------ Record excerpts

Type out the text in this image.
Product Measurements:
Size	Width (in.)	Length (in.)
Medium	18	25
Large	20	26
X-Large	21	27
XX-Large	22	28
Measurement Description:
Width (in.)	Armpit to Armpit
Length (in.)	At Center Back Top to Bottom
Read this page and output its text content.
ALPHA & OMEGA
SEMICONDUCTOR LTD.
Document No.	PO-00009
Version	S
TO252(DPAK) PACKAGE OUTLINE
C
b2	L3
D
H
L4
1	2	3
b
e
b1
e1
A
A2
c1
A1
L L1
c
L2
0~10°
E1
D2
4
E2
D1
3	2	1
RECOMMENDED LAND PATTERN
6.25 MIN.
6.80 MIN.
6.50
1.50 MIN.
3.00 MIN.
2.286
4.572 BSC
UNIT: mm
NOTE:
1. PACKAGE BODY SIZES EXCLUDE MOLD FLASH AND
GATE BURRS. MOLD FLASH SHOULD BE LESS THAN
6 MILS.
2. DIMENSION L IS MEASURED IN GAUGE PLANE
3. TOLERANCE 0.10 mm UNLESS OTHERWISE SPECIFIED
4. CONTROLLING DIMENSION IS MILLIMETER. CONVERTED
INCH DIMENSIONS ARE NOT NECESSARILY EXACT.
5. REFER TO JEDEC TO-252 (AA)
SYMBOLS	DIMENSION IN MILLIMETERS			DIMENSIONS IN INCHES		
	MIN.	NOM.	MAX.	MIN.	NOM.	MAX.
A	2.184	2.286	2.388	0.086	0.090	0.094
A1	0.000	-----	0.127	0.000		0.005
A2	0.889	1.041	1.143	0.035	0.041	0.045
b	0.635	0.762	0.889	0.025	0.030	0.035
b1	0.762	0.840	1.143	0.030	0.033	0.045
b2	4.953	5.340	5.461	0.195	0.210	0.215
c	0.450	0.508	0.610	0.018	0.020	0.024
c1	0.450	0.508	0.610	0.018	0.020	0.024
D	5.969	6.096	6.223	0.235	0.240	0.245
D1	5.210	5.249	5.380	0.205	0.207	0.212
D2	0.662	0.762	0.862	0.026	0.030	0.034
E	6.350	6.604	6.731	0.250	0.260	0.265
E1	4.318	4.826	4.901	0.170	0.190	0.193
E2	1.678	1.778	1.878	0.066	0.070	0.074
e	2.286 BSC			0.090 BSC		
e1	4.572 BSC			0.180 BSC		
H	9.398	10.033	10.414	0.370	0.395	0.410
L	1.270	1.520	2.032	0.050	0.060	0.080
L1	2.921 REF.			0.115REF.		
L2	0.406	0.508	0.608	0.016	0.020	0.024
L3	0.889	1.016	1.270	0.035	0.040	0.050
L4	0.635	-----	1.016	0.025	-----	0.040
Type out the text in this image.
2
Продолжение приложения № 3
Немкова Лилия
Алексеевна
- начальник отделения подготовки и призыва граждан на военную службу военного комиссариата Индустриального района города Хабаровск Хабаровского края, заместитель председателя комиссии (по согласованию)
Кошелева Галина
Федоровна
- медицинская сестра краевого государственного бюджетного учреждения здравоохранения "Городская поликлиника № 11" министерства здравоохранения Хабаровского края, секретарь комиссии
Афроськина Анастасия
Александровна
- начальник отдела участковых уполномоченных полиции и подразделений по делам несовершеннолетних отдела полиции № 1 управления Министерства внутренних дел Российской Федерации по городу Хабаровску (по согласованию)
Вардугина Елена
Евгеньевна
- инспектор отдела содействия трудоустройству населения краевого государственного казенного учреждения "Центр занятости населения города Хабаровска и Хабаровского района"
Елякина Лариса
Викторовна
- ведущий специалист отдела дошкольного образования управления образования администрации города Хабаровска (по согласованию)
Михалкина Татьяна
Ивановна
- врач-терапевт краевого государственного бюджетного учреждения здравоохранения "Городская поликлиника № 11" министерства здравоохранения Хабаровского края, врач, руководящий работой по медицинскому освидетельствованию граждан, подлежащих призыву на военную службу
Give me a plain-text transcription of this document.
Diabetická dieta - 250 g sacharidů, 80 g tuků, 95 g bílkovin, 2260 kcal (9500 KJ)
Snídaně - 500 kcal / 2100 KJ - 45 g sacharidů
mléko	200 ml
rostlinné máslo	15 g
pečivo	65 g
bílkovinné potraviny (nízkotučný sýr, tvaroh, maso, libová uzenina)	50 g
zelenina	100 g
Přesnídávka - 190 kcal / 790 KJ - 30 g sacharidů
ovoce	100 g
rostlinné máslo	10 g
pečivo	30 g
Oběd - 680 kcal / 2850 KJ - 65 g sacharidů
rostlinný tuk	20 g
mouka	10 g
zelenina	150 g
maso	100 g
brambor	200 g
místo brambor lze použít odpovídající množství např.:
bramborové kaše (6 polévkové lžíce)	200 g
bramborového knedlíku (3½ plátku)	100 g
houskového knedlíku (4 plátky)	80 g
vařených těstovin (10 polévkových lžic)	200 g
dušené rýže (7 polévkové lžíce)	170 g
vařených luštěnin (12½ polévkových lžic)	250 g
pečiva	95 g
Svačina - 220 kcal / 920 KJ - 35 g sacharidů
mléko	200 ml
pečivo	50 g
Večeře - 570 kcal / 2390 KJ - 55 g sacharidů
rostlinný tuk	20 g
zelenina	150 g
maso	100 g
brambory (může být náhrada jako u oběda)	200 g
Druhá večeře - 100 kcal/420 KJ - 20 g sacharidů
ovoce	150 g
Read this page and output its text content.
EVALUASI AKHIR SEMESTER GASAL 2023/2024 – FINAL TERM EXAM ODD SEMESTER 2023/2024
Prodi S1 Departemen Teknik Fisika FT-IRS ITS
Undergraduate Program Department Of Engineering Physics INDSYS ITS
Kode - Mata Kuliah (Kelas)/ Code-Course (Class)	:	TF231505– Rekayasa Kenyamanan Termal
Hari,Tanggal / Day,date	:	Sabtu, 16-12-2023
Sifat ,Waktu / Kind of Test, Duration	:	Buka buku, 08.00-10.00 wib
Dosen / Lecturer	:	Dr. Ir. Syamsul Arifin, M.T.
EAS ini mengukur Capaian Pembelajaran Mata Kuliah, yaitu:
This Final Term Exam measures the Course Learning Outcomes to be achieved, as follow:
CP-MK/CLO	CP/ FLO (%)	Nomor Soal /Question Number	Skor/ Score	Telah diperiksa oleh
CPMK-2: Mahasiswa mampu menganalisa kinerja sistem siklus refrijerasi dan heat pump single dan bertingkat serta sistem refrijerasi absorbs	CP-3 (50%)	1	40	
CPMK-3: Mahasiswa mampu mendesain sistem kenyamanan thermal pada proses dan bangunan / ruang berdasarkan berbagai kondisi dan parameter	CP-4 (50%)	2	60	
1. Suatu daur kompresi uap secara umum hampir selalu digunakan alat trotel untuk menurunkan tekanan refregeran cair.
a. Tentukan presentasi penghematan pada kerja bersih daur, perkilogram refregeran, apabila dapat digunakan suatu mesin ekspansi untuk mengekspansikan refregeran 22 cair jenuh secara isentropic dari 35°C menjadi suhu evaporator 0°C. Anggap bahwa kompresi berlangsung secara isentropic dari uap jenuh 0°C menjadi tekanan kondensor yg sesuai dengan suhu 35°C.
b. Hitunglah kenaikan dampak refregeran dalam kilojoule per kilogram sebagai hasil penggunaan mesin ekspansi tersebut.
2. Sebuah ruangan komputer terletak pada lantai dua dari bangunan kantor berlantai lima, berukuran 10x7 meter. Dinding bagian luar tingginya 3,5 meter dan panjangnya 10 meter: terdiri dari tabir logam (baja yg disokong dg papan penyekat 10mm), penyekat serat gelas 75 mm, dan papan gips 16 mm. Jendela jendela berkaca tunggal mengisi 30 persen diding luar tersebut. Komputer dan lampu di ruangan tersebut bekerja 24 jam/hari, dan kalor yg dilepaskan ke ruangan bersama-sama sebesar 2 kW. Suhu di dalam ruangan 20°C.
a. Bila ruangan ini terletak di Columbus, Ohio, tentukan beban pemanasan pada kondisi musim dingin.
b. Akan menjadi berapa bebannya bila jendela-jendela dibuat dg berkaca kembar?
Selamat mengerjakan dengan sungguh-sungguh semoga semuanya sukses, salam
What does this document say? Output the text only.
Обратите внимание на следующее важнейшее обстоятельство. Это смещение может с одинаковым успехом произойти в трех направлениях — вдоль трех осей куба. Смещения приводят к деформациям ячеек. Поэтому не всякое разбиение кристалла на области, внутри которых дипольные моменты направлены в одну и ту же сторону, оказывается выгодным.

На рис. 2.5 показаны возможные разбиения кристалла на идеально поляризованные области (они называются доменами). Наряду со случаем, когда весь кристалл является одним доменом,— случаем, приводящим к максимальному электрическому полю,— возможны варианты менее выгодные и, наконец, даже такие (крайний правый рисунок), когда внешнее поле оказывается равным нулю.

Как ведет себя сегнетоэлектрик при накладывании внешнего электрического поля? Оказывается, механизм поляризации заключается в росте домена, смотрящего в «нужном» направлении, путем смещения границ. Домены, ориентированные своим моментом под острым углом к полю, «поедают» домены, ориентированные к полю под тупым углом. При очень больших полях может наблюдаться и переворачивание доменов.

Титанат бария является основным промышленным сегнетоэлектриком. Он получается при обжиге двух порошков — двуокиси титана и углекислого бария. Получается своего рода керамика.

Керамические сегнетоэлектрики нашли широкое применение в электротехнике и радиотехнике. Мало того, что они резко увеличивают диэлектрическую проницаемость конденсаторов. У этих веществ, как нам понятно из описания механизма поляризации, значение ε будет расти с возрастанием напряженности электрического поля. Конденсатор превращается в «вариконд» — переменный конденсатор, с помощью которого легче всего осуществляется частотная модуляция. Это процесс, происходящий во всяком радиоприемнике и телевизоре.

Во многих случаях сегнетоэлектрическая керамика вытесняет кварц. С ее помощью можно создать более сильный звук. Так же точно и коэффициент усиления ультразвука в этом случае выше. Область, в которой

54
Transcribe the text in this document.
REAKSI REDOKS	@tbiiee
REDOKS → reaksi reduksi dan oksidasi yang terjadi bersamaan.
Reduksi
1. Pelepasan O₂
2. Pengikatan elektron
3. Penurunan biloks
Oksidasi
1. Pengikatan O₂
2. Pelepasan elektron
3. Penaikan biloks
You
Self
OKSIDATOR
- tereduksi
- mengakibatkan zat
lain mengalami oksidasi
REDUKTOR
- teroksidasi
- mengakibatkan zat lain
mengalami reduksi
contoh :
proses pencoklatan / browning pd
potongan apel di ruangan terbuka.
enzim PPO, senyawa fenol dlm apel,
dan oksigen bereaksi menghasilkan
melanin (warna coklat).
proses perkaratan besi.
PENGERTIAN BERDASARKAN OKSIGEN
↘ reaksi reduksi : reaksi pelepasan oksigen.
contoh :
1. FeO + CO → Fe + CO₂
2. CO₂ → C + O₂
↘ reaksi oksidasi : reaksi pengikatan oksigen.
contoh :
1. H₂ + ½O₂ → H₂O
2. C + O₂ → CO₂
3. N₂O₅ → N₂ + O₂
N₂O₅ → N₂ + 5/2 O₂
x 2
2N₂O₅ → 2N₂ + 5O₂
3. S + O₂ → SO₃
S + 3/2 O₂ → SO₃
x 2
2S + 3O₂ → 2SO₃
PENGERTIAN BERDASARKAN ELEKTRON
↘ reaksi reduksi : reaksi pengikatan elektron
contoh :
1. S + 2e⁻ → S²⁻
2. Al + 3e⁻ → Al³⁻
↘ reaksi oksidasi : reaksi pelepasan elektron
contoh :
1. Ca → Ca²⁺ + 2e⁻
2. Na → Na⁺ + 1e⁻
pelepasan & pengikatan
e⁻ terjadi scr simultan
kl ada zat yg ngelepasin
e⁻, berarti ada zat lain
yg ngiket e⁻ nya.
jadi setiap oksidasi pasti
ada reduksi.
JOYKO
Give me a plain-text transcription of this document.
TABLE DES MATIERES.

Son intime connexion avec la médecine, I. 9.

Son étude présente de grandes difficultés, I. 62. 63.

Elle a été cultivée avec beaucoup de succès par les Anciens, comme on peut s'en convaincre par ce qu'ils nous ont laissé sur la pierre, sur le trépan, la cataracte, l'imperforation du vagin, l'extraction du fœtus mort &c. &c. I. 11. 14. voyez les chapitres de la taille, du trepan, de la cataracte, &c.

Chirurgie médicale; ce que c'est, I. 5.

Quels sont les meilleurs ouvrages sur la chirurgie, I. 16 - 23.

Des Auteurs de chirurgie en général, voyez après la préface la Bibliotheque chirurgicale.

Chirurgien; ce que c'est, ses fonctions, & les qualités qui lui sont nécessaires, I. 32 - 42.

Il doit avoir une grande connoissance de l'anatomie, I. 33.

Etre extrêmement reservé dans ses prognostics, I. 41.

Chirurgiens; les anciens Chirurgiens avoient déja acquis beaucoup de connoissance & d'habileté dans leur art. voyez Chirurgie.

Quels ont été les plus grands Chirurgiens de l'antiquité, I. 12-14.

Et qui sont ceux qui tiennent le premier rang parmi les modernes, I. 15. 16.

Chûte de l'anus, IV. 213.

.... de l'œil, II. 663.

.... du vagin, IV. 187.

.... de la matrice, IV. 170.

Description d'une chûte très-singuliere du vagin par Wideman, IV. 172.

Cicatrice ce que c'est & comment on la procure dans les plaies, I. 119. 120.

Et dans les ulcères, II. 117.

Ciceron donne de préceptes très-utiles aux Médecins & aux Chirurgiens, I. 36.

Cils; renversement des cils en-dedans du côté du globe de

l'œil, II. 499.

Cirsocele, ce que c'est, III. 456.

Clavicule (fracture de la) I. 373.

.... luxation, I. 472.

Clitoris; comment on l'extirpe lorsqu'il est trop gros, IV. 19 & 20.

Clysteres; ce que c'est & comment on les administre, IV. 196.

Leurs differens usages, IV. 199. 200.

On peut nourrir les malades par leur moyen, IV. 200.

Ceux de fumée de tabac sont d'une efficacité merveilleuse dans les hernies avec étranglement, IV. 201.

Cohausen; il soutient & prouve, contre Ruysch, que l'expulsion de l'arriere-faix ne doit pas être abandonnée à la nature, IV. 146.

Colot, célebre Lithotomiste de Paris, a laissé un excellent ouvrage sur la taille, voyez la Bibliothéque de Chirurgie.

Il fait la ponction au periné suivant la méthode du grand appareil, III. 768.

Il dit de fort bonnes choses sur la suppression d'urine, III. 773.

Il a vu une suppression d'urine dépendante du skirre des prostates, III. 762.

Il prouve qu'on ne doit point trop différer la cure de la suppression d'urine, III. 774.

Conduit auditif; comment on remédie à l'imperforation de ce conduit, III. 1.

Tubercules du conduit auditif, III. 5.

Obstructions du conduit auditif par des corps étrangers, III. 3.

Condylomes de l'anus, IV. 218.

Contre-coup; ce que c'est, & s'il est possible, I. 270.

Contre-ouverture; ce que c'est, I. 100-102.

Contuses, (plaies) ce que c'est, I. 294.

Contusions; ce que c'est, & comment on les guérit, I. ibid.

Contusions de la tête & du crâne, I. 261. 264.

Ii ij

------------

### Exercise objective
Which lines contain the word "biloks"? Return each of them.

### Written solution
3. Penurunan biloks
3. Penaikan biloks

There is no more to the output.